* _Task statement_
Every line below that contains "screenshot" is to be copied.

* _Data_
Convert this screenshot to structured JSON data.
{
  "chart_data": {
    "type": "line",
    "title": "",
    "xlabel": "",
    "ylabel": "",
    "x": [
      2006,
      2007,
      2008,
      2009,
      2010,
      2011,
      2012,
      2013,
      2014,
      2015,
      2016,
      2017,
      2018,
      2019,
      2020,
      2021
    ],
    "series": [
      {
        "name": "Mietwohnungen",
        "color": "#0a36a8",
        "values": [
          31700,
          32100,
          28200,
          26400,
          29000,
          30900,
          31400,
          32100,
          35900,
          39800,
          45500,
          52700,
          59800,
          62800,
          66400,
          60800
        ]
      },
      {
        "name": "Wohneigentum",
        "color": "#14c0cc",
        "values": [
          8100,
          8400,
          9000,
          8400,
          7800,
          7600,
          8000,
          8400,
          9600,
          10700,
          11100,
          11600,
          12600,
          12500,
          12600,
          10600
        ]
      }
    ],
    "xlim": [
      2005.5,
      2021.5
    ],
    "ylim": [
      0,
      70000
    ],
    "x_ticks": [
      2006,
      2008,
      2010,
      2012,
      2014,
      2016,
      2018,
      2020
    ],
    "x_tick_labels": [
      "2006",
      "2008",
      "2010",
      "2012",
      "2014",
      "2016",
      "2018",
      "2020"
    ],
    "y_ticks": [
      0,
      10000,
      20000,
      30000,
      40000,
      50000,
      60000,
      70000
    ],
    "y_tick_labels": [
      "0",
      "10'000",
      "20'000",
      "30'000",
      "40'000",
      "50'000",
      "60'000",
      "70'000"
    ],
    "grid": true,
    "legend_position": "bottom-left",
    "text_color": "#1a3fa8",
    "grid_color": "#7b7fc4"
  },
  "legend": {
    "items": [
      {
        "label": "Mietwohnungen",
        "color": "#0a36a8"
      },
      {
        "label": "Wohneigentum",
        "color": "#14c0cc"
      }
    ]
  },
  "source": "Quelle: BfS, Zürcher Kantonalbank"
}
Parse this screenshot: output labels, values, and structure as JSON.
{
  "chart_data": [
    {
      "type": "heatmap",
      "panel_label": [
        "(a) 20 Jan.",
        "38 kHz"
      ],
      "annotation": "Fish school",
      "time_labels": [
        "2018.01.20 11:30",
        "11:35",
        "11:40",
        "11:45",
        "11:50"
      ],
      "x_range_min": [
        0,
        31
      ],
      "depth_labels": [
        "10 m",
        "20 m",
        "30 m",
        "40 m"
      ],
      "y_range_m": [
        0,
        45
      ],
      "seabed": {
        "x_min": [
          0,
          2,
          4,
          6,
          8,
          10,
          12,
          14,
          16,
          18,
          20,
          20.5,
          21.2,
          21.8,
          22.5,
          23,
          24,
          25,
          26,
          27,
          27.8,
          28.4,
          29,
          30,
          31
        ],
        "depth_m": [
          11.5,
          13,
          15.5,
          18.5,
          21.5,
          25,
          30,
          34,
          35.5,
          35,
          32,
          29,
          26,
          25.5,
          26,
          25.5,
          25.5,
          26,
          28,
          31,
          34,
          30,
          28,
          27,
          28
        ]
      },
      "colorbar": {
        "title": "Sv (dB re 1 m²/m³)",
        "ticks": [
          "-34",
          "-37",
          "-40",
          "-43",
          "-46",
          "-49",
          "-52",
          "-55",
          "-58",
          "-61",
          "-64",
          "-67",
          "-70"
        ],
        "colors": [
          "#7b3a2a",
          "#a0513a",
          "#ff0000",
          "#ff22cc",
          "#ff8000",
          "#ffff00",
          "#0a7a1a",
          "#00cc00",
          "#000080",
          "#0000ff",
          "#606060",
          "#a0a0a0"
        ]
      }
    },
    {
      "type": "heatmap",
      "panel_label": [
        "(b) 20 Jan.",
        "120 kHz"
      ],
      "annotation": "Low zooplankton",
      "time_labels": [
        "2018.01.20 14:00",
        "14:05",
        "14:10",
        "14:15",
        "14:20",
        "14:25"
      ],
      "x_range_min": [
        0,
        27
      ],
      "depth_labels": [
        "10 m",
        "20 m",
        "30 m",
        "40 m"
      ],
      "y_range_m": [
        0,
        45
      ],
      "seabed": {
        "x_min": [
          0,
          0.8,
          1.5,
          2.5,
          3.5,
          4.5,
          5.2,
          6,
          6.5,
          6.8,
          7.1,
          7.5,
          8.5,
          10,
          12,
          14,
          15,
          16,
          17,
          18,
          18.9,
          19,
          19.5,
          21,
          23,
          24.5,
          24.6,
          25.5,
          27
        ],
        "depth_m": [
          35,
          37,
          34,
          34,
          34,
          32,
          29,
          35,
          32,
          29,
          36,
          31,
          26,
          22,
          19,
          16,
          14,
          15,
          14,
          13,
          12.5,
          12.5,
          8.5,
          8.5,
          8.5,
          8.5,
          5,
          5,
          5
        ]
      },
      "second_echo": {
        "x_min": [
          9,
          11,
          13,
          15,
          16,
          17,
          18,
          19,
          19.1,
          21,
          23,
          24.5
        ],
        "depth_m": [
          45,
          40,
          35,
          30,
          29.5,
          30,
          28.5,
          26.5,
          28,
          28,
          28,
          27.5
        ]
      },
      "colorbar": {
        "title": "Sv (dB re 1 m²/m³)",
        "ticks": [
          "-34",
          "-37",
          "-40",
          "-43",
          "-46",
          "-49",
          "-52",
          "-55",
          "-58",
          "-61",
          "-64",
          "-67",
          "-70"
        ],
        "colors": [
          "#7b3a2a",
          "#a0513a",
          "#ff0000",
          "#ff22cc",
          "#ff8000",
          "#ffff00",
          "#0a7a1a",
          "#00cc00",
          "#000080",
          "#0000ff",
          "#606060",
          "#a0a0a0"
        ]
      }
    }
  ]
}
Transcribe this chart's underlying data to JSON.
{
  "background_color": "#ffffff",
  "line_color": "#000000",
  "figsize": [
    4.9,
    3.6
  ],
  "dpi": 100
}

* _The output_
Convert this screenshot to structured JSON data.
Parse this screenshot: output labels, values, and structure as JSON.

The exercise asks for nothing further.